• [Exercise objective]: Give the records back in full, exactly as they read.

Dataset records

[BEGIN]

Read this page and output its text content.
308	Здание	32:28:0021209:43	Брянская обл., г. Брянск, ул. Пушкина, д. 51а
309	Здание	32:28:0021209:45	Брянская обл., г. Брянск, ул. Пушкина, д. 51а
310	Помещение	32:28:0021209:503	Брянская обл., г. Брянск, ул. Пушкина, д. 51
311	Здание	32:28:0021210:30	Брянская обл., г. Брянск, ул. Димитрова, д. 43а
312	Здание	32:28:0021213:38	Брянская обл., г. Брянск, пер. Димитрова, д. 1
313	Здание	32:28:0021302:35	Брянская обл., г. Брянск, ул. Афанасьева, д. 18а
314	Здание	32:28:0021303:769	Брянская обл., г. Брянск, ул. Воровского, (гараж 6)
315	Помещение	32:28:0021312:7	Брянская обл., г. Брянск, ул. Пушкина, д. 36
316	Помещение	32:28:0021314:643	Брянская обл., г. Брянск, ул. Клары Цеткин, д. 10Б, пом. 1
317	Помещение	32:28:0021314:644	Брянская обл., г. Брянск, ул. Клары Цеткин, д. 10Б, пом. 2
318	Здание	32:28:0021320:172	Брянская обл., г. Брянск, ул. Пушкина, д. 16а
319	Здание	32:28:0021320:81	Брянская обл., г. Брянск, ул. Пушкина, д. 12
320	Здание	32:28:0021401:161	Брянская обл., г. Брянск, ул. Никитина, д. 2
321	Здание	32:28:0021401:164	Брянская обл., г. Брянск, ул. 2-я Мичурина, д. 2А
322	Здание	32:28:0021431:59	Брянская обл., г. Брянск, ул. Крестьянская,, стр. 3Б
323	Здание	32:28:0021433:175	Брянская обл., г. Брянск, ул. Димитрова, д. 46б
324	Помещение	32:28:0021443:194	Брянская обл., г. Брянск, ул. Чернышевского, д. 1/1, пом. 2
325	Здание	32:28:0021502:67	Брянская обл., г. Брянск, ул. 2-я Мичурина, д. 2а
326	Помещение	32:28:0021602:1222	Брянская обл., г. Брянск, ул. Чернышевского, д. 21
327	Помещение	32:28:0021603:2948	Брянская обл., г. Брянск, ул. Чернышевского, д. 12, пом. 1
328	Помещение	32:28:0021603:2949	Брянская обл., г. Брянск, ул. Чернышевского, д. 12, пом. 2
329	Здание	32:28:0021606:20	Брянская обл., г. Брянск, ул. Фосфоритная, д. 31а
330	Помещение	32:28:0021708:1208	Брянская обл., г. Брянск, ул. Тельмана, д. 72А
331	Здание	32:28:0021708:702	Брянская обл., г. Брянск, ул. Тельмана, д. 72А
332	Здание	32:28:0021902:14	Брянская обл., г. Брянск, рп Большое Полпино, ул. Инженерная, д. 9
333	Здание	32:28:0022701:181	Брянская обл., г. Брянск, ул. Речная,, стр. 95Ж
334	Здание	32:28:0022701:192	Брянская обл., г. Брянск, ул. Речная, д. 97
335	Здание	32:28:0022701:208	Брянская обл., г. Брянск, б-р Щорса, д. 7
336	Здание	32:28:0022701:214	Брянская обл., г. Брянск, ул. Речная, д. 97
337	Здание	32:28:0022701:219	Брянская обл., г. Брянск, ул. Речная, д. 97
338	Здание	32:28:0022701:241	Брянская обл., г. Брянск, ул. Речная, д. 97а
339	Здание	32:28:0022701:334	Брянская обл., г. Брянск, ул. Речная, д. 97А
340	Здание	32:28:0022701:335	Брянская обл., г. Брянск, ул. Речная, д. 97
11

[END]

• [Response]:
Read this page and output its text content.
308	Здание	32:28:0021209:43	Брянская обл., г. Брянск, ул. Пушкина, д. 51а
309	Здание	32:28:0021209:45	Брянская обл., г. Брянск, ул. Пушкина, д. 51а
310	Помещение	32:28:0021209:503	Брянская обл., г. Брянск, ул. Пушкина, д. 51
311	Здание	32:28:0021210:30	Брянская обл., г. Брянск, ул. Димитрова, д. 43а
312	Здание	32:28:0021213:38	Брянская обл., г. Брянск, пер. Димитрова, д. 1
313	Здание	32:28:0021302:35	Брянская обл., г. Брянск, ул. Афанасьева, д. 18а
314	Здание	32:28:0021303:769	Брянская обл., г. Брянск, ул. Воровского, (гараж 6)
315	Помещение	32:28:0021312:7	Брянская обл., г. Брянск, ул. Пушкина, д. 36
316	Помещение	32:28:0021314:643	Брянская обл., г. Брянск, ул. Клары Цеткин, д. 10Б, пом. 1
317	Помещение	32:28:0021314:644	Брянская обл., г. Брянск, ул. Клары Цеткин, д. 10Б, пом. 2
318	Здание	32:28:0021320:172	Брянская обл., г. Брянск, ул. Пушкина, д. 16а
319	Здание	32:28:0021320:81	Брянская обл., г. Брянск, ул. Пушкина, д. 12
320	Здание	32:28:0021401:161	Брянская обл., г. Брянск, ул. Никитина, д. 2
321	Здание	32:28:0021401:164	Брянская обл., г. Брянск, ул. 2-я Мичурина, д. 2А
322	Здание	32:28:0021431:59	Брянская обл., г. Брянск, ул. Крестьянская,, стр. 3Б
323	Здание	32:28:0021433:175	Брянская обл., г. Брянск, ул. Димитрова, д. 46б
324	Помещение	32:28:0021443:194	Брянская обл., г. Брянск, ул. Чернышевского, д. 1/1, пом. 2
325	Здание	32:28:0021502:67	Брянская обл., г. Брянск, ул. 2-я Мичурина, д. 2а
326	Помещение	32:28:0021602:1222	Брянская обл., г. Брянск, ул. Чернышевского, д. 21
327	Помещение	32:28:0021603:2948	Брянская обл., г. Брянск, ул. Чернышевского, д. 12, пом. 1
328	Помещение	32:28:0021603:2949	Брянская обл., г. Брянск, ул. Чернышевского, д. 12, пом. 2
329	Здание	32:28:0021606:20	Брянская обл., г. Брянск, ул. Фосфоритная, д. 31а
330	Помещение	32:28:0021708:1208	Брянская обл., г. Брянск, ул. Тельмана, д. 72А
331	Здание	32:28:0021708:702	Брянская обл., г. Брянск, ул. Тельмана, д. 72А
332	Здание	32:28:0021902:14	Брянская обл., г. Брянск, рп Большое Полпино, ул. Инженерная, д. 9
333	Здание	32:28:0022701:181	Брянская обл., г. Брянск, ул. Речная,, стр. 95Ж
334	Здание	32:28:0022701:192	Брянская обл., г. Брянск, ул. Речная, д. 97
335	Здание	32:28:0022701:208	Брянская обл., г. Брянск, б-р Щорса, д. 7
336	Здание	32:28:0022701:214	Брянская обл., г. Брянск, ул. Речная, д. 97
337	Здание	32:28:0022701:219	Брянская обл., г. Брянск, ул. Речная, д. 97
338	Здание	32:28:0022701:241	Брянская обл., г. Брянск, ул. Речная, д. 97а
339	Здание	32:28:0022701:334	Брянская обл., г. Брянск, ул. Речная, д. 97А
340	Здание	32:28:0022701:335	Брянская обл., г. Брянск, ул. Речная, д. 97
11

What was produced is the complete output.